> EXERCISE REQUIREMENTS
Pick out each line containing the string "játékvezetőknek" and copy it.

> GIVEN RECORDS
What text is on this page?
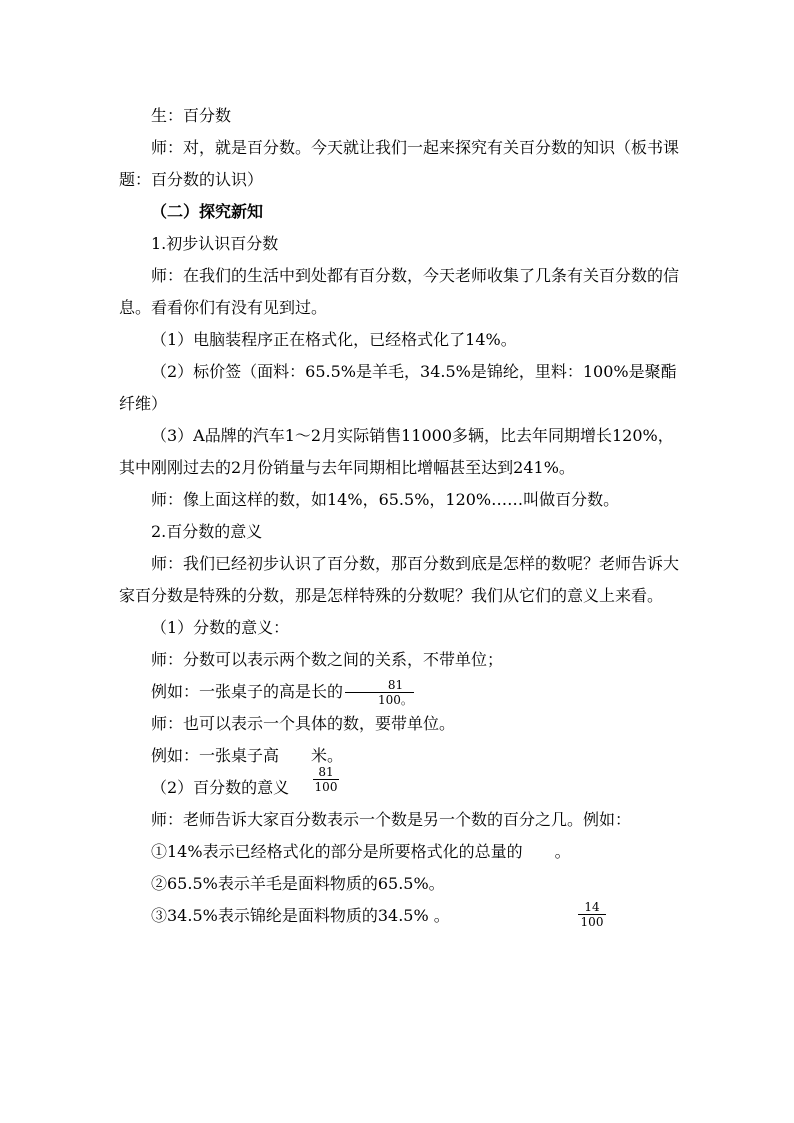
生：百分数

师：对，就是百分数。今天就让我们一起来探究有关百分数的知识（板书课题：百分数的认识）

（二）探究新知

1.初步认识百分数

师：在我们的生活中到处都有百分数，今天老师收集了几条有关百分数的信息。看看你们有没有见到过。

（1）电脑装程序正在格式化，已经格式化了14%。

（2）标价签（面料：65.5%是羊毛，34.5%是锦纶，里料：100%是聚酯纤维）

（3）A品牌的汽车1～2月实际销售11000多辆，比去年同期增长120%，其中刚刚过去的2月份销量与去年同期相比增幅甚至达到241%。

师：像上面这样的数，如14%，65.5%，120%……叫做百分数。

2.百分数的意义

师：我们已经初步认识了百分数，那百分数到底是怎样的数呢？老师告诉大家百分数是特殊的分数，那是怎样特殊的分数呢？我们从它们的意义上来看。

（1）分数的意义：

师：分数可以表示两个数之间的关系，不带单位；

例如：一张桌子的高是长的 $\frac{81}{100。}$

师：也可以表示一个具体的数，要带单位。

例如：一张桌子高 米。

（2）百分数的意义

师：老师告诉大家百分数表示一个数是另一个数的百分之几。例如：

①14%表示已经格式化的部分是所要格式化的总量的 。

②65.5%表示羊毛是面料物质的65.5%。

③34.5%表示锦纶是面料物质的34.5% 。

$\frac{81}{100}$
$\frac{14}{100}$
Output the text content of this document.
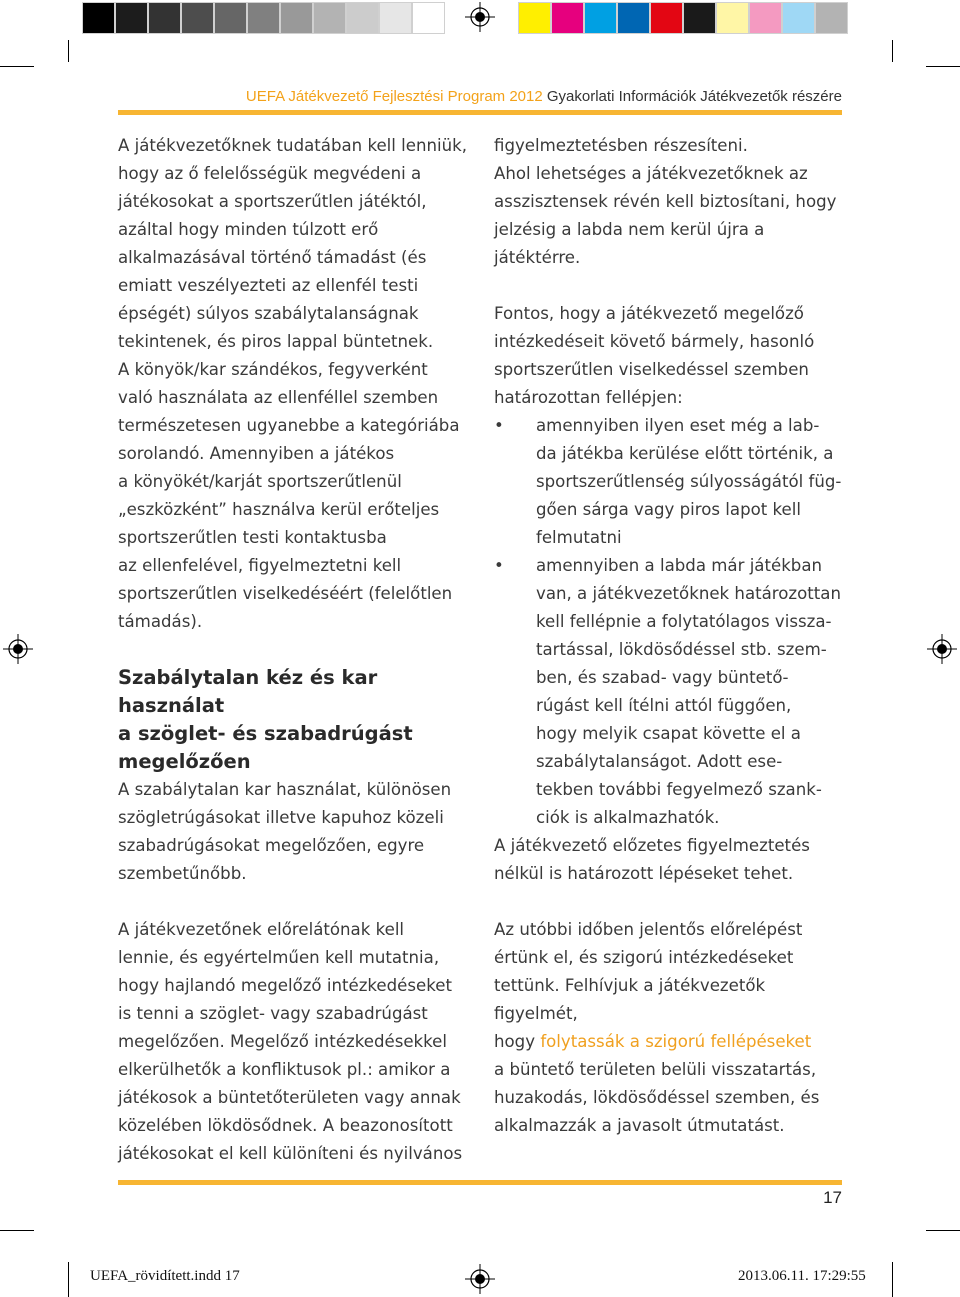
UEFA Játékvezető Fejlesztési Program 2012 Gyakorlati Információk Játékvezetők részére

A játékvezetőknek tudatában kell lenniük,
hogy az ő felelősségük megvédeni a
játékosokat a sportszerűtlen játéktól,
azáltal hogy minden túlzott erő
alkalmazásával történő támadást (és
emiatt veszélyezteti az ellenfél testi
épségét) súlyos szabálytalanságnak
tekintenek, és piros lappal büntetnek.
A könyök/kar szándékos, fegyverként
való használata az ellenféllel szemben
természetesen ugyanebbe a kategóriába
sorolandó. Amennyiben a játékos
a könyökét/karját sportszerűtlenül
„eszközként” használva kerül erőteljes
sportszerűtlen testi kontaktusba
az ellenfelével, figyelmeztetni kell
sportszerűtlen viselkedéséért (felelőtlen
támadás).

Szabálytalan kéz és kar használat
a szöglet- és szabadrúgást
megelőzően

A szabálytalan kar használat, különösen
szögletrúgásokat illetve kapuhoz közeli
szabadrúgásokat megelőzően, egyre
szembetűnőbb.

A játékvezetőnek előrelátónak kell
lennie, és egyértelműen kell mutatnia,
hogy hajlandó megelőző intézkedéseket
is tenni a szöglet- vagy szabadrúgást
megelőzően. Megelőző intézkedésekkel
elkerülhetők a konfliktusok pl.: amikor a
játékosok a büntetőterületen vagy annak
közelében lökdösődnek. A beazonosított
játékosokat el kell különíteni és nyilvános

figyelmeztetésben részesíteni.
Ahol lehetséges a játékvezetőknek az
asszisztensek révén kell biztosítani, hogy
jelzésig a labda nem kerül újra a játéktérre.

Fontos, hogy a játékvezető megelőző
intézkedéseit követő bármely, hasonló
sportszerűtlen viselkedéssel szemben
határozottan fellépjen:

• amennyiben ilyen eset még a lab-
da játékba kerülése előtt történik, a
sportszerűtlenség súlyosságától füg-
gően sárga vagy piros lapot kell
felmutatni
• amennyiben a labda már játékban
van, a játékvezetőknek határozottan
kell fellépnie a folytatólagos vissza-
tartással, lökdösődéssel stb. szem-
ben, és szabad- vagy büntető-
rúgást kell ítélni attól függően,
hogy melyik csapat követte el a
szabálytalanságot. Adott ese-
tekben további fegyelmező szank-
ciók is alkalmazhatók.

A játékvezető előzetes figyelmeztetés
nélkül is határozott lépéseket tehet.

Az utóbbi időben jelentős előrelépést
értünk el, és szigorú intézkedéseket
tettünk. Felhívjuk a játékvezetők figyelmét,
hogy folytassák a szigorú fellépéseket
a büntető területen belüli visszatartás,
huzakodás, lökdösődéssel szemben, és
alkalmazzák a javasolt útmutatást.

17
UEFA_rövidített.indd 17	2013.06.11. 17:29:55
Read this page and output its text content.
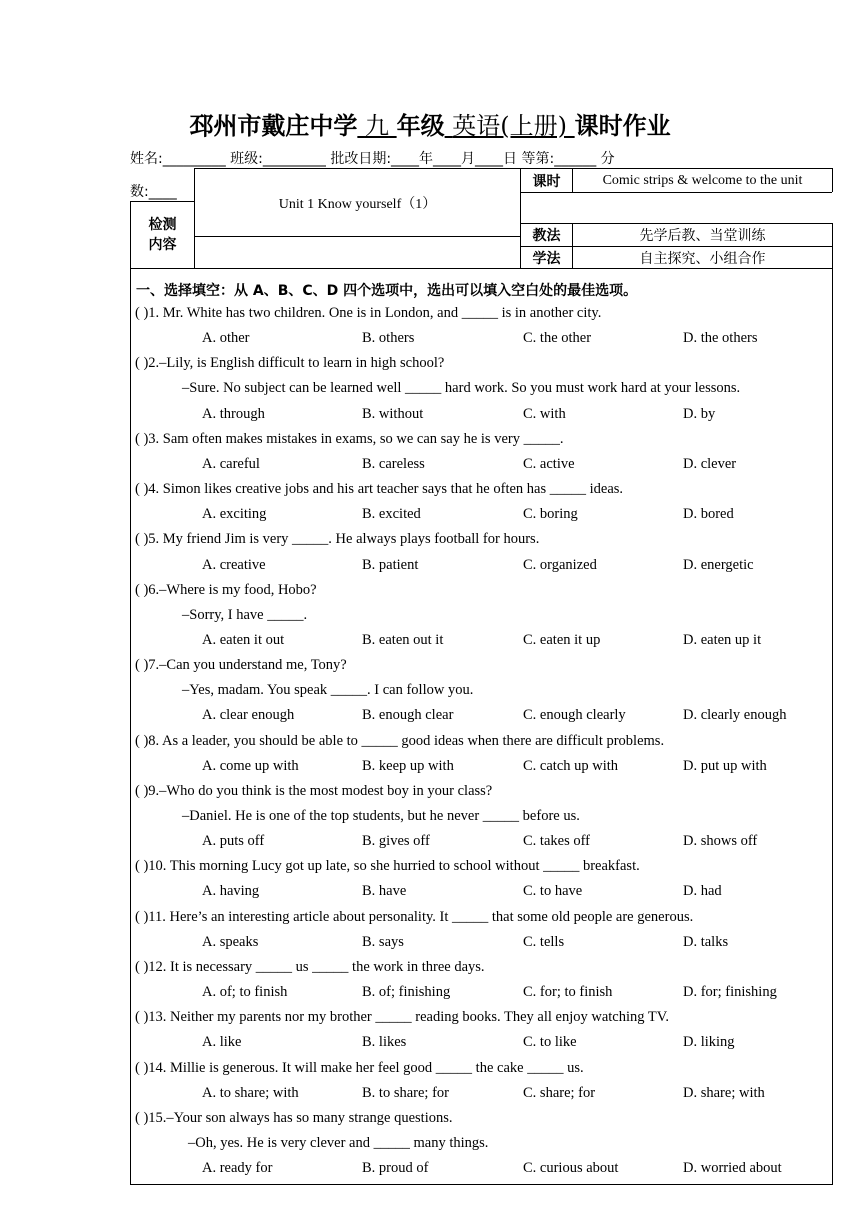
邳州市戴庄中学 九 年级 英语(上册) 课时作业
姓名:_________ 班级:_________ 批改日期:____年____月____日 等第:______ 分
数:____
检测内容
Unit 1 Know yourself（1）
课时	Comic strips & welcome to the unit
教法	先学后教、当堂训练
学法	自主探究、小组合作
一、选择填空：从 A、B、C、D 四个选项中，选出可以填入空白处的最佳选项。
( )1. Mr. White has two children. One is in London, and _____ is in another city.
A. other	B. others	C. the other	D. the others
( )2.–Lily, is English difficult to learn in high school?
–Sure. No subject can be learned well _____ hard work. So you must work hard at your lessons.
A. through	B. without	C. with	D. by
( )3. Sam often makes mistakes in exams, so we can say he is very _____.
A. careful	B. careless	C. active	D. clever
( )4. Simon likes creative jobs and his art teacher says that he often has _____ ideas.
A. exciting	B. excited	C. boring	D. bored
( )5. My friend Jim is very _____. He always plays football for hours.
A. creative	B. patient	C. organized	D. energetic
( )6.–Where is my food, Hobo?
–Sorry, I have _____.
A. eaten it out	B. eaten out it	C. eaten it up	D. eaten up it
( )7.–Can you understand me, Tony?
–Yes, madam. You speak _____. I can follow you.
A. clear enough	B. enough clear	C. enough clearly	D. clearly enough
( )8. As a leader, you should be able to _____ good ideas when there are difficult problems.
A. come up with	B. keep up with	C. catch up with	D. put up with
( )9.–Who do you think is the most modest boy in your class?
–Daniel. He is one of the top students, but he never _____ before us.
A. puts off	B. gives off	C. takes off	D. shows off
( )10. This morning Lucy got up late, so she hurried to school without _____ breakfast.
A. having	B. have	C. to have	D. had
( )11. Here’s an interesting article about personality. It _____ that some old people are generous.
A. speaks	B. says	C. tells	D. talks
( )12. It is necessary _____ us _____ the work in three days.
A. of; to finish	B. of; finishing	C. for; to finish	D. for; finishing
( )13. Neither my parents nor my brother _____ reading books. They all enjoy watching TV.
A. like	B. likes	C. to like	D. liking
( )14. Millie is generous. It will make her feel good _____ the cake _____ us.
A. to share; with	B. to share; for	C. share; for	D. share; with
( )15.–Your son always has so many strange questions.
–Oh, yes. He is very clever and _____ many things.
A. ready for	B. proud of	C. curious about	D. worried about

> THE COMPLETED TASK
A játékvezetőknek tudatában kell lenniük,
Ahol lehetséges a játékvezetőknek az
van, a játékvezetőknek határozottan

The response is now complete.